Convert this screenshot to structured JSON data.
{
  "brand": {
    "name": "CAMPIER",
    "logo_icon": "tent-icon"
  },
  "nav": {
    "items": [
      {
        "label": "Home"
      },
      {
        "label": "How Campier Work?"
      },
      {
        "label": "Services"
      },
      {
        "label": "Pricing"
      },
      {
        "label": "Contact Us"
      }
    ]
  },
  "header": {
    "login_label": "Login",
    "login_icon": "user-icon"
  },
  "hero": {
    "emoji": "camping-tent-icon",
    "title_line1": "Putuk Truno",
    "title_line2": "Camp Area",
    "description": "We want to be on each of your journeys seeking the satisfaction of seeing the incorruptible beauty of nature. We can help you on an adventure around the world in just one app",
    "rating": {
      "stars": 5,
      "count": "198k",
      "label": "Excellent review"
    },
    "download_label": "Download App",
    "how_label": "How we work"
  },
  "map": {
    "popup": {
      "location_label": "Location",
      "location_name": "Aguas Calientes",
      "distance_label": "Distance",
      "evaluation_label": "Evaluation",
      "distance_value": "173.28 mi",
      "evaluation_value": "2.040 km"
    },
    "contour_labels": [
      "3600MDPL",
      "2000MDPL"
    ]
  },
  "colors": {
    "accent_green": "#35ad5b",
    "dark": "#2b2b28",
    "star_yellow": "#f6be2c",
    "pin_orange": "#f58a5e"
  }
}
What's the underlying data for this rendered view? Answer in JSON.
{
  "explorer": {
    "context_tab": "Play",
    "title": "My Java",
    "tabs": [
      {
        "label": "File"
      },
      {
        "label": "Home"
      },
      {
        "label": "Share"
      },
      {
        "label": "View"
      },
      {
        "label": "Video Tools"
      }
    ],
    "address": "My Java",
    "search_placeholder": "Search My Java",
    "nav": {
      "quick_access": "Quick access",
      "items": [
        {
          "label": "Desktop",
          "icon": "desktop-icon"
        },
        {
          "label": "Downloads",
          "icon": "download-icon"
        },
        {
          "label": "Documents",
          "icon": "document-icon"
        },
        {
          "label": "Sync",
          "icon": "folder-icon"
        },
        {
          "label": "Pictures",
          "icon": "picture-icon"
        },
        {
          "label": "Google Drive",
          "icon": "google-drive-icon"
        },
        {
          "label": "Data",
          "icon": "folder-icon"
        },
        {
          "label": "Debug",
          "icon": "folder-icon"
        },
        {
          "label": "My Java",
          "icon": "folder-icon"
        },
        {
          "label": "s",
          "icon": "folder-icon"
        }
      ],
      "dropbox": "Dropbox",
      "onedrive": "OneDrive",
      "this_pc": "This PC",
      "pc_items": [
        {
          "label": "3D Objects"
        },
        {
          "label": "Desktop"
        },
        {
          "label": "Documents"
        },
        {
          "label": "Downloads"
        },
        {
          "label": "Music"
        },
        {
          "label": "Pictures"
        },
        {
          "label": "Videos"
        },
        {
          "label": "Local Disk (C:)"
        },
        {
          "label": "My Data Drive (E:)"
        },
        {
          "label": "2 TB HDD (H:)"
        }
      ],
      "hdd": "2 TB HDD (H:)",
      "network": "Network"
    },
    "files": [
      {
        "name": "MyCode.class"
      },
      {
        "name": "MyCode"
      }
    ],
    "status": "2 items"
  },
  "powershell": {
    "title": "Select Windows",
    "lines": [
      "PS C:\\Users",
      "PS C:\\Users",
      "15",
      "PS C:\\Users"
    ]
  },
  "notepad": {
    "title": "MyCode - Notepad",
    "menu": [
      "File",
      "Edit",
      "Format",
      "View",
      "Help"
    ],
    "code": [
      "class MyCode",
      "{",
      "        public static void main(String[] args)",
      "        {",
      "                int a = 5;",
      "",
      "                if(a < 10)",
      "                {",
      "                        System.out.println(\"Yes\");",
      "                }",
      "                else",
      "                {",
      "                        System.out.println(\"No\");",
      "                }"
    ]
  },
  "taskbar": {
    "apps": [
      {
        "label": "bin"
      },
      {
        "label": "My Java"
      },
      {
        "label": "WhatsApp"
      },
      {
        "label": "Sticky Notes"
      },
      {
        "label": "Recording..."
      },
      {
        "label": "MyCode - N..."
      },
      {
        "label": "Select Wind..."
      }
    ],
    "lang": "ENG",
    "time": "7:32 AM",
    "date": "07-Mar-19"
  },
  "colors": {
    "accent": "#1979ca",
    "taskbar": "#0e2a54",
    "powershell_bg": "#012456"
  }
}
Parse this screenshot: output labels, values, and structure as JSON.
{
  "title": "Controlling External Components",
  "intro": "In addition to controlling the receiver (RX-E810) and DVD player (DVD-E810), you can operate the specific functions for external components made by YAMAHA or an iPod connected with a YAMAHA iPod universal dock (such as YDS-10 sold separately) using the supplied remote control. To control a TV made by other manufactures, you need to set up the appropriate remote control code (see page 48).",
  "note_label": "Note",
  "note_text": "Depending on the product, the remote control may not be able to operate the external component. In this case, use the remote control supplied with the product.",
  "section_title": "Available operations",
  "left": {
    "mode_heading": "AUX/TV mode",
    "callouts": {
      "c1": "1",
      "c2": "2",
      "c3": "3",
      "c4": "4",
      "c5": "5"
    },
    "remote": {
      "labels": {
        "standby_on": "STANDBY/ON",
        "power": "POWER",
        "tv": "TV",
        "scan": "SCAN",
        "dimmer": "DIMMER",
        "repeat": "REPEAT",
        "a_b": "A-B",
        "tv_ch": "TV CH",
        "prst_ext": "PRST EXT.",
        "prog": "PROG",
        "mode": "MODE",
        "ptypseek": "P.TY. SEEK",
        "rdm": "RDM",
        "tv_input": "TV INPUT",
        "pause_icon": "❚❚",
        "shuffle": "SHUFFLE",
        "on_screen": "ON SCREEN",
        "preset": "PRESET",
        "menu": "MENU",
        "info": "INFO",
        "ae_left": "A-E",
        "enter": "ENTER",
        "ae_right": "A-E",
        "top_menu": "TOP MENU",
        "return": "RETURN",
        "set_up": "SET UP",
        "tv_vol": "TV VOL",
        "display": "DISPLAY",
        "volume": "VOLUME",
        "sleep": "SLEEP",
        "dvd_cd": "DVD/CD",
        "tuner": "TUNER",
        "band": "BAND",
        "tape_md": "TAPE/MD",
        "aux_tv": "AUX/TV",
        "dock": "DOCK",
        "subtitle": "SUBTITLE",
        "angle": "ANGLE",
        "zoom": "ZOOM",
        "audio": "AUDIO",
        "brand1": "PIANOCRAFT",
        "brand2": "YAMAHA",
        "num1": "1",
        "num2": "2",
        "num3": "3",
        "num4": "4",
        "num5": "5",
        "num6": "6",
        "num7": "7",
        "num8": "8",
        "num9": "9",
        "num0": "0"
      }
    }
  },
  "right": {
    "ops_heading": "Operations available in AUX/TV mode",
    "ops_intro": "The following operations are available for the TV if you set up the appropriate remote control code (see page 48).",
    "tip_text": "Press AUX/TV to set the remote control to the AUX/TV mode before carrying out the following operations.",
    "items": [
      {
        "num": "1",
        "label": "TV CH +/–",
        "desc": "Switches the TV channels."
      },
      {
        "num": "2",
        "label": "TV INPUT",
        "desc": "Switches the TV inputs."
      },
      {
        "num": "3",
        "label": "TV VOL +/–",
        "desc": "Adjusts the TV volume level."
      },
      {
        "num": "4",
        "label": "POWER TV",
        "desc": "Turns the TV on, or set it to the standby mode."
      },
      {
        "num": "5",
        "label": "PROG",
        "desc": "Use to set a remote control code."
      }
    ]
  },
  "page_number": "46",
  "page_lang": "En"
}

INSTRUCTION
Write down all the entries again without a single difference.

WRITTEN RESPONSE
Convert this screenshot to structured JSON data.
{
  "brand": {
    "name": "CAMPIER",
    "logo_icon": "tent-icon"
  },
  "nav": {
    "items": [
      {
        "label": "Home"
      },
      {
        "label": "How Campier Work?"
      },
      {
        "label": "Services"
      },
      {
        "label": "Pricing"
      },
      {
        "label": "Contact Us"
      }
    ]
  },
  "header": {
    "login_label": "Login",
    "login_icon": "user-icon"
  },
  "hero": {
    "emoji": "camping-tent-icon",
    "title_line1": "Putuk Truno",
    "title_line2": "Camp Area",
    "description": "We want to be on each of your journeys seeking the satisfaction of seeing the incorruptible beauty of nature. We can help you on an adventure around the world in just one app",
    "rating": {
      "stars": 5,
      "count": "198k",
      "label": "Excellent review"
    },
    "download_label": "Download App",
    "how_label": "How we work"
  },
  "map": {
    "popup": {
      "location_label": "Location",
      "location_name": "Aguas Calientes",
      "distance_label": "Distance",
      "evaluation_label": "Evaluation",
      "distance_value": "173.28 mi",
      "evaluation_value": "2.040 km"
    },
    "contour_labels": [
      "3600MDPL",
      "2000MDPL"
    ]
  },
  "colors": {
    "accent_green": "#35ad5b",
    "dark": "#2b2b28",
    "star_yellow": "#f6be2c",
    "pin_orange": "#f58a5e"
  }
}
What's the underlying data for this rendered view? Answer in JSON.
{
  "explorer": {
    "context_tab": "Play",
    "title": "My Java",
    "tabs": [
      {
        "label": "File"
      },
      {
        "label": "Home"
      },
      {
        "label": "Share"
      },
      {
        "label": "View"
      },
      {
        "label": "Video Tools"
      }
    ],
    "address": "My Java",
    "search_placeholder": "Search My Java",
    "nav": {
      "quick_access": "Quick access",
      "items": [
        {
          "label": "Desktop",
          "icon": "desktop-icon"
        },
        {
          "label": "Downloads",
          "icon": "download-icon"
        },
        {
          "label": "Documents",
          "icon": "document-icon"
        },
        {
          "label": "Sync",
          "icon": "folder-icon"
        },
        {
          "label": "Pictures",
          "icon": "picture-icon"
        },
        {
          "label": "Google Drive",
          "icon": "google-drive-icon"
        },
        {
          "label": "Data",
          "icon": "folder-icon"
        },
        {
          "label": "Debug",
          "icon": "folder-icon"
        },
        {
          "label": "My Java",
          "icon": "folder-icon"
        },
        {
          "label": "s",
          "icon": "folder-icon"
        }
      ],
      "dropbox": "Dropbox",
      "onedrive": "OneDrive",
      "this_pc": "This PC",
      "pc_items": [
        {
          "label": "3D Objects"
        },
        {
          "label": "Desktop"
        },
        {
          "label": "Documents"
        },
        {
          "label": "Downloads"
        },
        {
          "label": "Music"
        },
        {
          "label": "Pictures"
        },
        {
          "label": "Videos"
        },
        {
          "label": "Local Disk (C:)"
        },
        {
          "label": "My Data Drive (E:)"
        },
        {
          "label": "2 TB HDD (H:)"
        }
      ],
      "hdd": "2 TB HDD (H:)",
      "network": "Network"
    },
    "files": [
      {
        "name": "MyCode.class"
      },
      {
        "name": "MyCode"
      }
    ],
    "status": "2 items"
  },
  "powershell": {
    "title": "Select Windows",
    "lines": [
      "PS C:\\Users",
      "PS C:\\Users",
      "15",
      "PS C:\\Users"
    ]
  },
  "notepad": {
    "title": "MyCode - Notepad",
    "menu": [
      "File",
      "Edit",
      "Format",
      "View",
      "Help"
    ],
    "code": [
      "class MyCode",
      "{",
      "        public static void main(String[] args)",
      "        {",
      "                int a = 5;",
      "",
      "                if(a < 10)",
      "                {",
      "                        System.out.println(\"Yes\");",
      "                }",
      "                else",
      "                {",
      "                        System.out.println(\"No\");",
      "                }"
    ]
  },
  "taskbar": {
    "apps": [
      {
        "label": "bin"
      },
      {
        "label": "My Java"
      },
      {
        "label": "WhatsApp"
      },
      {
        "label": "Sticky Notes"
      },
      {
        "label": "Recording..."
      },
      {
        "label": "MyCode - N..."
      },
      {
        "label": "Select Wind..."
      }
    ],
    "lang": "ENG",
    "time": "7:32 AM",
    "date": "07-Mar-19"
  },
  "colors": {
    "accent": "#1979ca",
    "taskbar": "#0e2a54",
    "powershell_bg": "#012456"
  }
}
Parse this screenshot: output labels, values, and structure as JSON.
{
  "title": "Controlling External Components",
  "intro": "In addition to controlling the receiver (RX-E810) and DVD player (DVD-E810), you can operate the specific functions for external components made by YAMAHA or an iPod connected with a YAMAHA iPod universal dock (such as YDS-10 sold separately) using the supplied remote control. To control a TV made by other manufactures, you need to set up the appropriate remote control code (see page 48).",
  "note_label": "Note",
  "note_text": "Depending on the product, the remote control may not be able to operate the external component. In this case, use the remote control supplied with the product.",
  "section_title": "Available operations",
  "left": {
    "mode_heading": "AUX/TV mode",
    "callouts": {
      "c1": "1",
      "c2": "2",
      "c3": "3",
      "c4": "4",
      "c5": "5"
    },
    "remote": {
      "labels": {
        "standby_on": "STANDBY/ON",
        "power": "POWER",
        "tv": "TV",
        "scan": "SCAN",
        "dimmer": "DIMMER",
        "repeat": "REPEAT",
        "a_b": "A-B",
        "tv_ch": "TV CH",
        "prst_ext": "PRST EXT.",
        "prog": "PROG",
        "mode": "MODE",
        "ptypseek": "P.TY. SEEK",
        "rdm": "RDM",
        "tv_input": "TV INPUT",
        "pause_icon": "❚❚",
        "shuffle": "SHUFFLE",
        "on_screen": "ON SCREEN",
        "preset": "PRESET",
        "menu": "MENU",
        "info": "INFO",
        "ae_left": "A-E",
        "enter": "ENTER",
        "ae_right": "A-E",
        "top_menu": "TOP MENU",
        "return": "RETURN",
        "set_up": "SET UP",
        "tv_vol": "TV VOL",
        "display": "DISPLAY",
        "volume": "VOLUME",
        "sleep": "SLEEP",
        "dvd_cd": "DVD/CD",
        "tuner": "TUNER",
        "band": "BAND",
        "tape_md": "TAPE/MD",
        "aux_tv": "AUX/TV",
        "dock": "DOCK",
        "subtitle": "SUBTITLE",
        "angle": "ANGLE",
        "zoom": "ZOOM",
        "audio": "AUDIO",
        "brand1": "PIANOCRAFT",
        "brand2": "YAMAHA",
        "num1": "1",
        "num2": "2",
        "num3": "3",
        "num4": "4",
        "num5": "5",
        "num6": "6",
        "num7": "7",
        "num8": "8",
        "num9": "9",
        "num0": "0"
      }
    }
  },
  "right": {
    "ops_heading": "Operations available in AUX/TV mode",
    "ops_intro": "The following operations are available for the TV if you set up the appropriate remote control code (see page 48).",
    "tip_text": "Press AUX/TV to set the remote control to the AUX/TV mode before carrying out the following operations.",
    "items": [
      {
        "num": "1",
        "label": "TV CH +/–",
        "desc": "Switches the TV channels."
      },
      {
        "num": "2",
        "label": "TV INPUT",
        "desc": "Switches the TV inputs."
      },
      {
        "num": "3",
        "label": "TV VOL +/–",
        "desc": "Adjusts the TV volume level."
      },
      {
        "num": "4",
        "label": "POWER TV",
        "desc": "Turns the TV on, or set it to the standby mode."
      },
      {
        "num": "5",
        "label": "PROG",
        "desc": "Use to set a remote control code."
      }
    ]
  },
  "page_number": "46",
  "page_lang": "En"
}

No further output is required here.